:: TASK GOAL ::
List each line holding the string "elevation".

━━━ EXCERPTED RECORDS

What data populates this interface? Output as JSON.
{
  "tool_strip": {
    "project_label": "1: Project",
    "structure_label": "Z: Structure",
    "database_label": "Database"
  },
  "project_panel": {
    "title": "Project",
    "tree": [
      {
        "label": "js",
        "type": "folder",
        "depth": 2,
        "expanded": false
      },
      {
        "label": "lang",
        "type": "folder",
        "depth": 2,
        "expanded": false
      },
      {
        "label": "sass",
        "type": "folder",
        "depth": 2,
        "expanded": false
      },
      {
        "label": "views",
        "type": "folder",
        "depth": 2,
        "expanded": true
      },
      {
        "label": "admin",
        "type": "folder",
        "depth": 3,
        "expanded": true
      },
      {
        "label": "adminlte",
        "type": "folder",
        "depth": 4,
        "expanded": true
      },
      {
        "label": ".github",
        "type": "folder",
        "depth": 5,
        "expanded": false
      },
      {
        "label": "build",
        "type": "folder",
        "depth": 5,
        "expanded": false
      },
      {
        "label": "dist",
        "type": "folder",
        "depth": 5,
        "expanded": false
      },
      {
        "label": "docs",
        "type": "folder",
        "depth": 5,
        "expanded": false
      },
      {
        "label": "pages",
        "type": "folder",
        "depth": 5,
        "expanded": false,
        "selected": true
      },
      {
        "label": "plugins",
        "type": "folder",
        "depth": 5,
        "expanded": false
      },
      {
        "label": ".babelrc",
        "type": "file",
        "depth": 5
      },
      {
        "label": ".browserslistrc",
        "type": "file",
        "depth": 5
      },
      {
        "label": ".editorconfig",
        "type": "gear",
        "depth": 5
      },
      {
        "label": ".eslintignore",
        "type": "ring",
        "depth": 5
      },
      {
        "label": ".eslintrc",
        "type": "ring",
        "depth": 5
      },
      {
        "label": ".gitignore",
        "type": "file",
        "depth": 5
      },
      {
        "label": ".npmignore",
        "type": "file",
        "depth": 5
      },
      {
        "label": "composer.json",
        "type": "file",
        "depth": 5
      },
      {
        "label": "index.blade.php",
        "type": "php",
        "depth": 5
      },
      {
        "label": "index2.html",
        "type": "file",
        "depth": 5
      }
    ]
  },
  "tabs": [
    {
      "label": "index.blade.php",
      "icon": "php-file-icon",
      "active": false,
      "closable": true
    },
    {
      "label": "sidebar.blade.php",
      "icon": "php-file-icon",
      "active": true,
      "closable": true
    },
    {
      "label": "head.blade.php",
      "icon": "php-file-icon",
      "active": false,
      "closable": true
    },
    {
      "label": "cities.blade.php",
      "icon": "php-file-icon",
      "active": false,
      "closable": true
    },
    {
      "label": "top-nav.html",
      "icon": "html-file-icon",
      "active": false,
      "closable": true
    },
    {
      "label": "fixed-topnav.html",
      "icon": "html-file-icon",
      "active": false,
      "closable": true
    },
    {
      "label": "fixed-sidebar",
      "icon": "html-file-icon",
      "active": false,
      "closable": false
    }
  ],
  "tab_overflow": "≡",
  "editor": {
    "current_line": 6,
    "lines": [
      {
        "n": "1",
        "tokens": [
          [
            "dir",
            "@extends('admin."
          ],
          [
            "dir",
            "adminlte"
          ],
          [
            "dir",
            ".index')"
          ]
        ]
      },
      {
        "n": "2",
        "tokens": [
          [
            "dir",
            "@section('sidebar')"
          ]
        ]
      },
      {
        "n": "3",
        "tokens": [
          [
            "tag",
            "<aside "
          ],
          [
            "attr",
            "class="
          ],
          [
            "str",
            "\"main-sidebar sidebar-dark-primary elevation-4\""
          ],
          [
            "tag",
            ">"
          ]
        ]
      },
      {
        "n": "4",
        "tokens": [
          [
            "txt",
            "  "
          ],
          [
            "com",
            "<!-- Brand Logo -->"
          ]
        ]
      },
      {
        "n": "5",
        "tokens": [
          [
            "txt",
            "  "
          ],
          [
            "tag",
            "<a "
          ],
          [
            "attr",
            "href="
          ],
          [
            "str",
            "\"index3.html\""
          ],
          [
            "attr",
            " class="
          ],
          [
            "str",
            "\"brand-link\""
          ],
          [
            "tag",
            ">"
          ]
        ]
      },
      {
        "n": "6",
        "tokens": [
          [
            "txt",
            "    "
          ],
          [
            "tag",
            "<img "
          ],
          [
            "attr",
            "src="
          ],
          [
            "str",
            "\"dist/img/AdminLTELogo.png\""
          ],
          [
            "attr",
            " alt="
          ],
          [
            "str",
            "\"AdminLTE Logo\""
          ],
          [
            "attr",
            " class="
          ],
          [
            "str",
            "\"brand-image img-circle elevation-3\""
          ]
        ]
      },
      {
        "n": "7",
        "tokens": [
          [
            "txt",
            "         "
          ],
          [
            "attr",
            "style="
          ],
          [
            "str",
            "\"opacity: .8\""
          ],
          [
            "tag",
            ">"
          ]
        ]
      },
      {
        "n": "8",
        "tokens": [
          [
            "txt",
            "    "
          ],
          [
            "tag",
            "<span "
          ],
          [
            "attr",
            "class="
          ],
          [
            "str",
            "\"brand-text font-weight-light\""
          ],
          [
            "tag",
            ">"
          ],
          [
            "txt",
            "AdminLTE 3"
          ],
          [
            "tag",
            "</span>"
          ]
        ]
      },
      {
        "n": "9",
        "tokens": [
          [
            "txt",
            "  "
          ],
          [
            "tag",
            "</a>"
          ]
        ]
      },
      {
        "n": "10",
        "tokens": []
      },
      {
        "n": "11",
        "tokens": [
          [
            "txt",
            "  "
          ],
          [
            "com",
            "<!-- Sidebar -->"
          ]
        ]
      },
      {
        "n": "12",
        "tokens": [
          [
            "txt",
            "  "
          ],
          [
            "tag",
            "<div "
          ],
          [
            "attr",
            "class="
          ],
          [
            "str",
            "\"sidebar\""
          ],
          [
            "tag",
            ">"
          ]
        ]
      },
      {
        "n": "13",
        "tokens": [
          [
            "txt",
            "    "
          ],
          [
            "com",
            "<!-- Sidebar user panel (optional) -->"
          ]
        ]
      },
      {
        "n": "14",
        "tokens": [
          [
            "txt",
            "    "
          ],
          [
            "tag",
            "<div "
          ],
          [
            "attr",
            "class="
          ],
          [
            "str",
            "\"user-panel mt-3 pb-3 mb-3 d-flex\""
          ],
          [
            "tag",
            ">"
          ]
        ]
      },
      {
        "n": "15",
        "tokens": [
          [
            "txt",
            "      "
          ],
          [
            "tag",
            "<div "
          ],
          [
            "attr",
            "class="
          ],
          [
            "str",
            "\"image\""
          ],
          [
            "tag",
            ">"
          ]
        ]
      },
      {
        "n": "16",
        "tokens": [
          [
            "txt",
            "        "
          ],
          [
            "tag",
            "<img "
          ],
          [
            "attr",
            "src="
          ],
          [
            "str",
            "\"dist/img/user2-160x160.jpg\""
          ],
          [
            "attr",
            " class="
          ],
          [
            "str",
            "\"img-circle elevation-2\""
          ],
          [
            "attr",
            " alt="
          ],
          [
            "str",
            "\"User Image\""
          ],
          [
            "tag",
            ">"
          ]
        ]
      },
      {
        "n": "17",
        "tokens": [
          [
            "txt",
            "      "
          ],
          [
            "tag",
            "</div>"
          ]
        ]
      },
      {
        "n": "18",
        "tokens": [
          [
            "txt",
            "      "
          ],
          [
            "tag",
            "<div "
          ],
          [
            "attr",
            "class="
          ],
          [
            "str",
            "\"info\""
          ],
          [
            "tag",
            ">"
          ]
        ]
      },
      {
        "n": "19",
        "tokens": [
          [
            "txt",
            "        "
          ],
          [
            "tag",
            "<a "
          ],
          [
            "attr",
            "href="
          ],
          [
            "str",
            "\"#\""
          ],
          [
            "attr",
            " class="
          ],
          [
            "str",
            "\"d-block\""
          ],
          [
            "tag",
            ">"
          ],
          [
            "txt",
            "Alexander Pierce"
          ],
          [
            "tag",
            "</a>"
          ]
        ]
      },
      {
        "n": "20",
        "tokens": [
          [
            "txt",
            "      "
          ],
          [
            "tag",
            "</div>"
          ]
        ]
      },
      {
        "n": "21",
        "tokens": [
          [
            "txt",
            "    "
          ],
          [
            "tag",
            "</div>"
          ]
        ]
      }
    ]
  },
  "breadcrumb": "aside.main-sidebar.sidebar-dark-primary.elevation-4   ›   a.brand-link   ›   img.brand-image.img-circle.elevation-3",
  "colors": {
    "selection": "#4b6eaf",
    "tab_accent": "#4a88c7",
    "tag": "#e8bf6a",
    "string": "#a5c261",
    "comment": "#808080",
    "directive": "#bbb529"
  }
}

━━━━━━

:: RESPONSE TO THIS TASK ::
            "\"main-sidebar sidebar-dark-primary elevation-4\""
            "\"brand-image img-circle elevation-3\""
            "\"img-circle elevation-2\""
  "breadcrumb": "aside.main-sidebar.sidebar-dark-primary.elevation-4   ›   a.brand-link   ›   img.brand-image.img-circle.elevation-3",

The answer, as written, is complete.